◆ **Goal**:
Take the lines from the one with "Extract all readable text from this page." to the end of the listing, both ends included, and quote them exactly, leaving pictures out.

◆ **The records**:
====

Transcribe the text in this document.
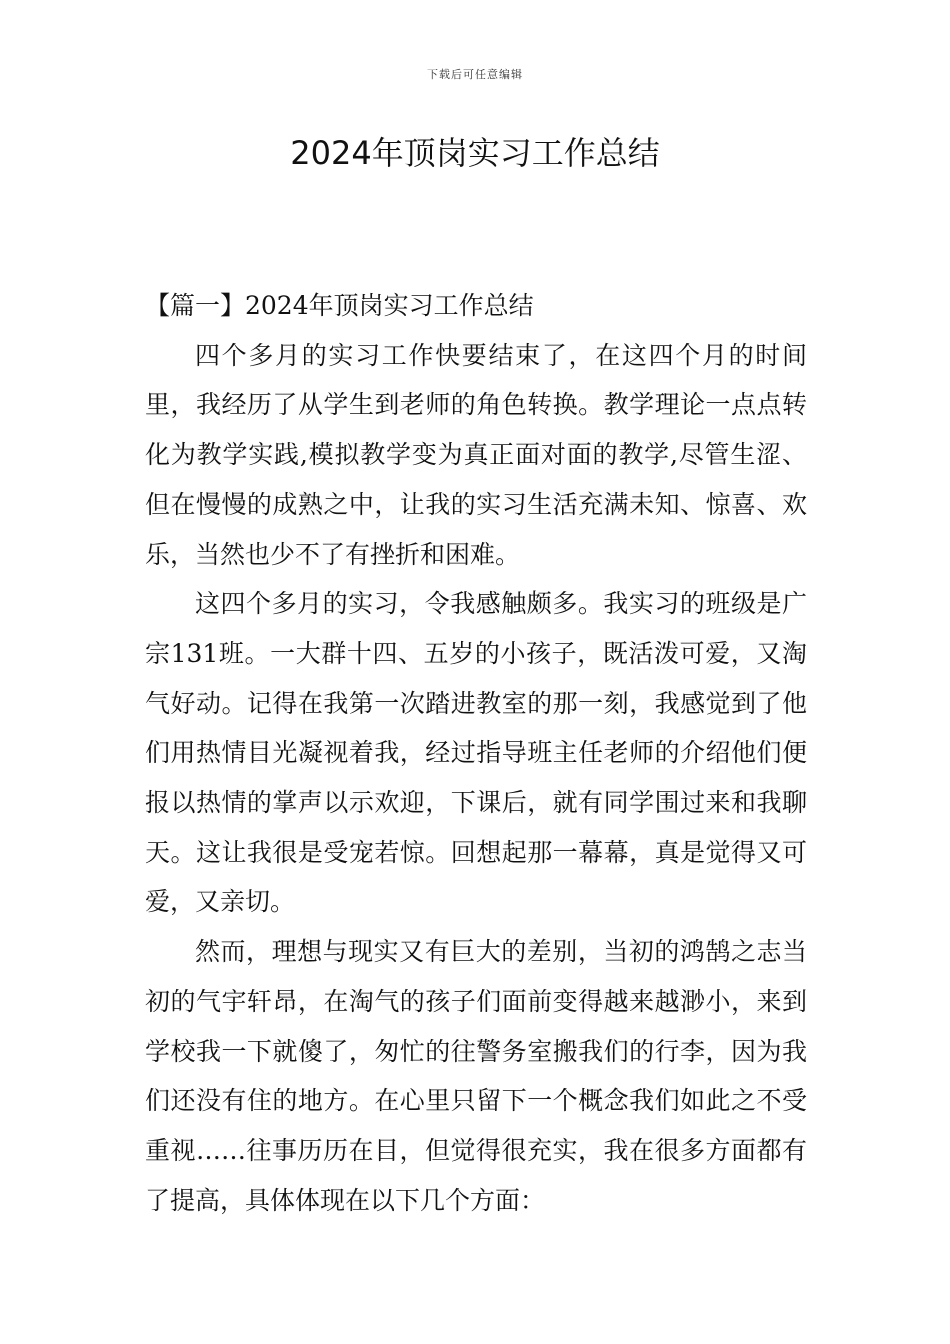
下载后可任意编辑
2024年顶岗实习工作总结

【篇一】2024年顶岗实习工作总结

四个多月的实习工作快要结束了，在这四个月的时间里，我经历了从学生到老师的角色转换。教学理论一点点转化为教学实践,模拟教学变为真正面对面的教学,尽管生涩、但在慢慢的成熟之中，让我的实习生活充满未知、惊喜、欢乐，当然也少不了有挫折和困难。

这四个多月的实习，令我感触颇多。我实习的班级是广宗131班。一大群十四、五岁的小孩子，既活泼可爱，又淘气好动。记得在我第一次踏进教室的那一刻，我感觉到了他们用热情目光凝视着我，经过指导班主任老师的介绍他们便报以热情的掌声以示欢迎，下课后，就有同学围过来和我聊天。这让我很是受宠若惊。回想起那一幕幕，真是觉得又可爱，又亲切。

然而，理想与现实又有巨大的差别，当初的鸿鹄之志当初的气宇轩昂，在淘气的孩子们面前变得越来越渺小，来到学校我一下就傻了，匆忙的往警务室搬我们的行李，因为我们还没有住的地方。在心里只留下一个概念我们如此之不受重视……往事历历在目，但觉得很充实，我在很多方面都有了提高，具体体现在以下几个方面：
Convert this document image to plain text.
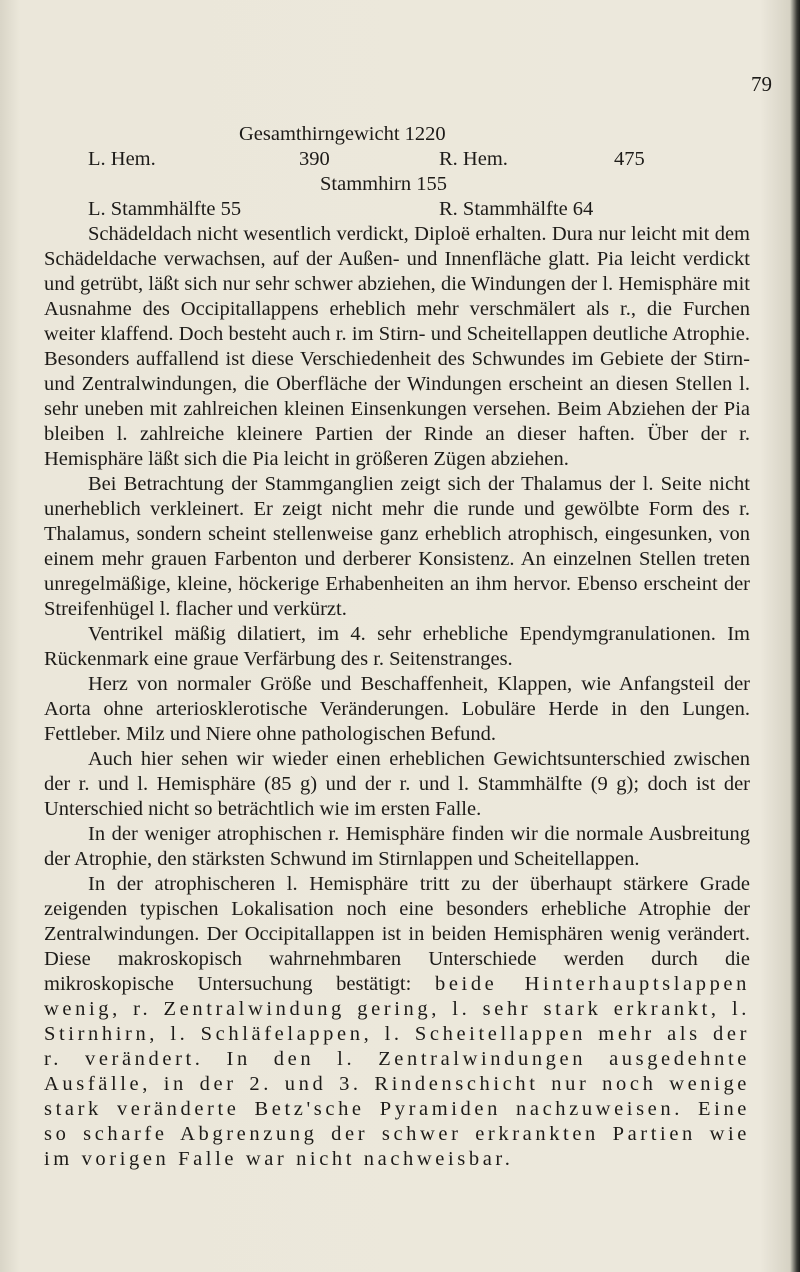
79
Gesamthirngewicht 1220
L. Hem.	390	R. Hem.	475
Stammhirn 155
L. Stammhälfte 55	R. Stammhälfte 64

Schädeldach nicht wesentlich verdickt, Diploë erhalten. Dura nur leicht mit dem Schädeldache verwachsen, auf der Außen- und Innenfläche glatt. Pia leicht verdickt und getrübt, läßt sich nur sehr schwer abziehen, die Windungen der l. Hemisphäre mit Ausnahme des Occipitallappens erheblich mehr verschmälert als r., die Furchen weiter klaffend. Doch besteht auch r. im Stirn- und Scheitellappen deutliche Atrophie. Besonders auffallend ist diese Verschiedenheit des Schwundes im Gebiete der Stirn- und Zentralwindungen, die Oberfläche der Windungen erscheint an diesen Stellen l. sehr uneben mit zahlreichen kleinen Einsenkungen versehen. Beim Abziehen der Pia bleiben l. zahlreiche kleinere Partien der Rinde an dieser haften. Über der r. Hemisphäre läßt sich die Pia leicht in größeren Zügen abziehen.

Bei Betrachtung der Stammganglien zeigt sich der Thalamus der l. Seite nicht unerheblich verkleinert. Er zeigt nicht mehr die runde und gewölbte Form des r. Thalamus, sondern scheint stellenweise ganz erheblich atrophisch, eingesunken, von einem mehr grauen Farbenton und derberer Konsistenz. An einzelnen Stellen treten unregelmäßige, kleine, höckerige Erhabenheiten an ihm hervor. Ebenso erscheint der Streifenhügel l. flacher und verkürzt.

Ventrikel mäßig dilatiert, im 4. sehr erhebliche Ependymgranulationen. Im Rückenmark eine graue Verfärbung des r. Seitenstranges.

Herz von normaler Größe und Beschaffenheit, Klappen, wie Anfangsteil der Aorta ohne arteriosklerotische Veränderungen. Lobuläre Herde in den Lungen. Fettleber. Milz und Niere ohne pathologischen Befund.

Auch hier sehen wir wieder einen erheblichen Gewichtsunterschied zwischen der r. und l. Hemisphäre (85 g) und der r. und l. Stammhälfte (9 g); doch ist der Unterschied nicht so beträchtlich wie im ersten Falle.

In der weniger atrophischen r. Hemisphäre finden wir die normale Ausbreitung der Atrophie, den stärksten Schwund im Stirnlappen und Scheitellappen.

In der atrophischeren l. Hemisphäre tritt zu der überhaupt stärkere Grade zeigenden typischen Lokalisation noch eine besonders erhebliche Atrophie der Zentralwindungen. Der Occipitallappen ist in beiden Hemisphären wenig verändert. Diese makroskopisch wahrnehmbaren Unterschiede werden durch die mikroskopische Untersuchung bestätigt: beide Hinterhauptslappen wenig, r. Zentralwindung gering, l. sehr stark erkrankt, l. Stirnhirn, l. Schläfelappen, l. Scheitellappen mehr als der r. verändert. In den l. Zentralwindungen ausgedehnte Ausfälle, in der 2. und 3. Rindenschicht nur noch wenige stark veränderte Betz'sche Pyramiden nachzuweisen. Eine so scharfe Abgrenzung der schwer erkrankten Partien wie im vorigen Falle war nicht nachweisbar.
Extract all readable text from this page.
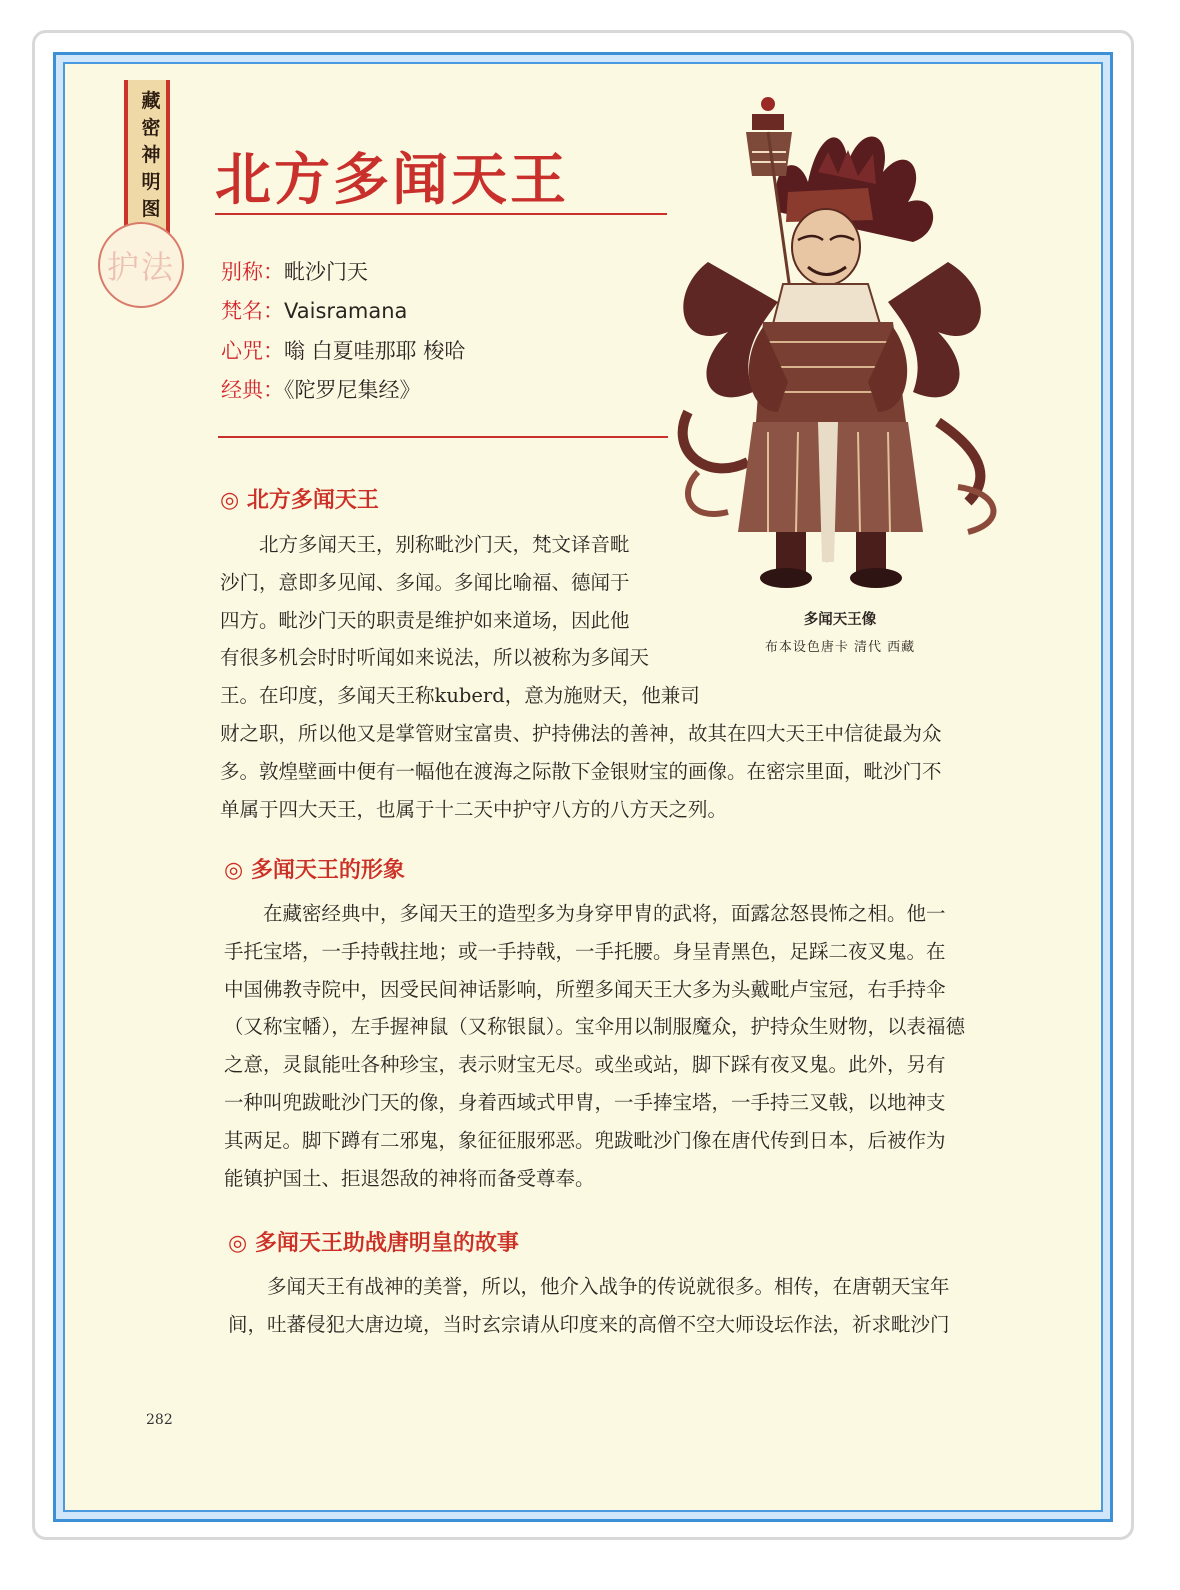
藏密神明图
护法
北方多闻天王
别称：毗沙门天
梵名：Vaisramana
心咒：嗡 白夏哇那耶 梭哈
经典：《陀罗尼集经》
多闻天王像
布本设色唐卡 清代 西藏
◎ 北方多闻天王
　　北方多闻天王，别称毗沙门天，梵文译音毗
沙门，意即多见闻、多闻。多闻比喻福、德闻于
四方。毗沙门天的职责是维护如来道场，因此他
有很多机会时时听闻如来说法，所以被称为多闻天
王。在印度，多闻天王称kuberd，意为施财天，他兼司
财之职，所以他又是掌管财宝富贵、护持佛法的善神，故其在四大天王中信徒最为众
多。敦煌壁画中便有一幅他在渡海之际散下金银财宝的画像。在密宗里面，毗沙门不
单属于四大天王，也属于十二天中护守八方的八方天之列。
◎ 多闻天王的形象
　　在藏密经典中，多闻天王的造型多为身穿甲胄的武将，面露忿怒畏怖之相。他一
手托宝塔，一手持戟拄地；或一手持戟，一手托腰。身呈青黑色，足踩二夜叉鬼。在
中国佛教寺院中，因受民间神话影响，所塑多闻天王大多为头戴毗卢宝冠，右手持伞
（又称宝幡），左手握神鼠（又称银鼠）。宝伞用以制服魔众，护持众生财物，以表福德
之意，灵鼠能吐各种珍宝，表示财宝无尽。或坐或站，脚下踩有夜叉鬼。此外，另有
一种叫兜跋毗沙门天的像，身着西域式甲胄，一手捧宝塔，一手持三叉戟，以地神支
其两足。脚下蹲有二邪鬼，象征征服邪恶。兜跋毗沙门像在唐代传到日本，后被作为
能镇护国土、拒退怨敌的神将而备受尊奉。
◎ 多闻天王助战唐明皇的故事
　　多闻天王有战神的美誉，所以，他介入战争的传说就很多。相传，在唐朝天宝年
间，吐蕃侵犯大唐边境，当时玄宗请从印度来的高僧不空大师设坛作法，祈求毗沙门
282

====

◆ **Task solution**:
Extract all readable text from this page.
藏密神明图
护法
北方多闻天王
别称：毗沙门天
梵名：Vaisramana
心咒：嗡 白夏哇那耶 梭哈
经典：《陀罗尼集经》
多闻天王像
布本设色唐卡 清代 西藏
◎ 北方多闻天王
　　北方多闻天王，别称毗沙门天，梵文译音毗
沙门，意即多见闻、多闻。多闻比喻福、德闻于
四方。毗沙门天的职责是维护如来道场，因此他
有很多机会时时听闻如来说法，所以被称为多闻天
王。在印度，多闻天王称kuberd，意为施财天，他兼司
财之职，所以他又是掌管财宝富贵、护持佛法的善神，故其在四大天王中信徒最为众
多。敦煌壁画中便有一幅他在渡海之际散下金银财宝的画像。在密宗里面，毗沙门不
单属于四大天王，也属于十二天中护守八方的八方天之列。
◎ 多闻天王的形象
　　在藏密经典中，多闻天王的造型多为身穿甲胄的武将，面露忿怒畏怖之相。他一
手托宝塔，一手持戟拄地；或一手持戟，一手托腰。身呈青黑色，足踩二夜叉鬼。在
中国佛教寺院中，因受民间神话影响，所塑多闻天王大多为头戴毗卢宝冠，右手持伞
（又称宝幡），左手握神鼠（又称银鼠）。宝伞用以制服魔众，护持众生财物，以表福德
之意，灵鼠能吐各种珍宝，表示财宝无尽。或坐或站，脚下踩有夜叉鬼。此外，另有
一种叫兜跋毗沙门天的像，身着西域式甲胄，一手捧宝塔，一手持三叉戟，以地神支
其两足。脚下蹲有二邪鬼，象征征服邪恶。兜跋毗沙门像在唐代传到日本，后被作为
能镇护国土、拒退怨敌的神将而备受尊奉。
◎ 多闻天王助战唐明皇的故事
　　多闻天王有战神的美誉，所以，他介入战争的传说就很多。相传，在唐朝天宝年
间，吐蕃侵犯大唐边境，当时玄宗请从印度来的高僧不空大师设坛作法，祈求毗沙门
282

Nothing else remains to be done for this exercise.